• **Work to be completed**
Skip any picture you find and retype all the remaining lines exactly.
---*---
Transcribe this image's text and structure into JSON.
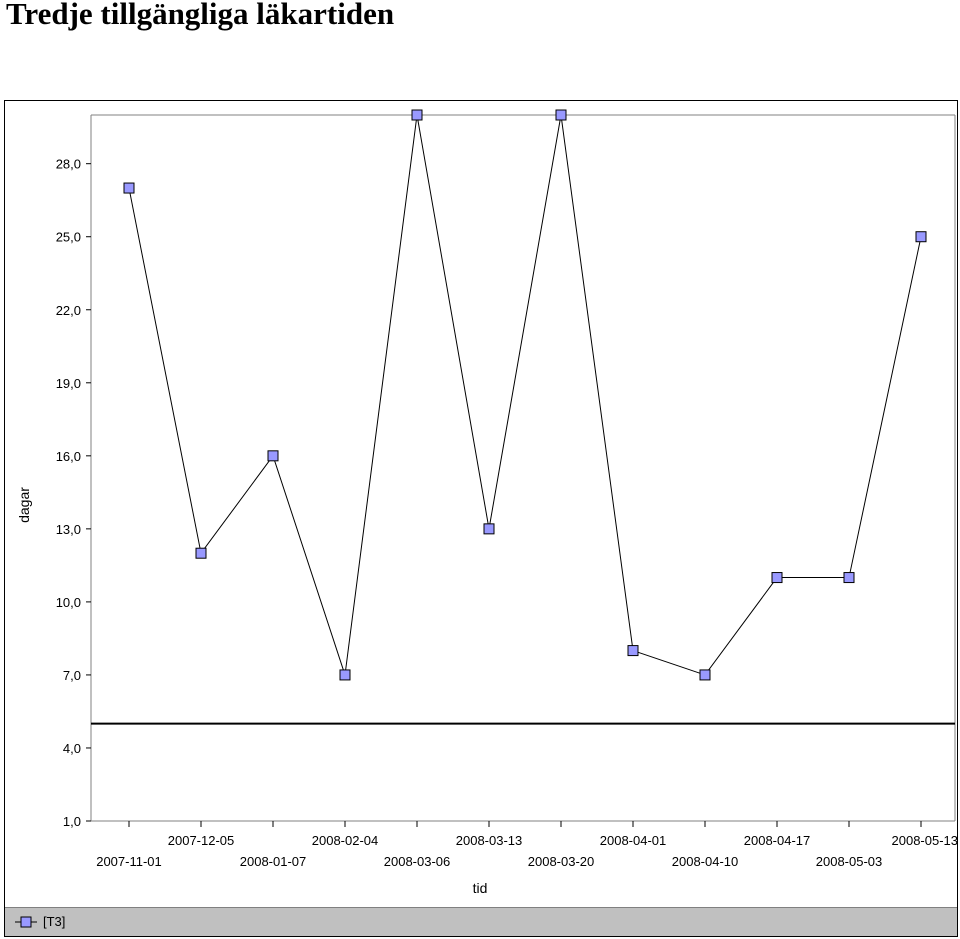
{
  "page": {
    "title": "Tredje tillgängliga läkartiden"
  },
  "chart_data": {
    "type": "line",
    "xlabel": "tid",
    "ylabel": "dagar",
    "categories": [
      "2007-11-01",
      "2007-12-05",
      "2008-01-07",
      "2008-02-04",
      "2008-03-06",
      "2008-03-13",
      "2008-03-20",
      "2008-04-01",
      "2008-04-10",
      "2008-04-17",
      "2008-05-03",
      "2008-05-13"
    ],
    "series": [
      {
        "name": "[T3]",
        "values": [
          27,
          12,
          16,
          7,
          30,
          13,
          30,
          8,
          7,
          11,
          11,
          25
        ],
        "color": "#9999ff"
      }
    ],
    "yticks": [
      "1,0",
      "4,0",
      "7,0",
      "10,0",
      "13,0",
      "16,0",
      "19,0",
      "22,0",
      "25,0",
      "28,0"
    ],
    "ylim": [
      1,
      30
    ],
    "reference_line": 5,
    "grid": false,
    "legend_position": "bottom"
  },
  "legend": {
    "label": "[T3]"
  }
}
---*---
• **Exercise response**
Transcribe this image's text and structure into JSON.
{
  "page": {
    "title": "Tredje tillgängliga läkartiden"
  },
  "chart_data": {
    "type": "line",
    "xlabel": "tid",
    "ylabel": "dagar",
    "categories": [
      "2007-11-01",
      "2007-12-05",
      "2008-01-07",
      "2008-02-04",
      "2008-03-06",
      "2008-03-13",
      "2008-03-20",
      "2008-04-01",
      "2008-04-10",
      "2008-04-17",
      "2008-05-03",
      "2008-05-13"
    ],
    "series": [
      {
        "name": "[T3]",
        "values": [
          27,
          12,
          16,
          7,
          30,
          13,
          30,
          8,
          7,
          11,
          11,
          25
        ],
        "color": "#9999ff"
      }
    ],
    "yticks": [
      "1,0",
      "4,0",
      "7,0",
      "10,0",
      "13,0",
      "16,0",
      "19,0",
      "22,0",
      "25,0",
      "28,0"
    ],
    "ylim": [
      1,
      30
    ],
    "reference_line": 5,
    "grid": false,
    "legend_position": "bottom"
  },
  "legend": {
    "label": "[T3]"
  }
}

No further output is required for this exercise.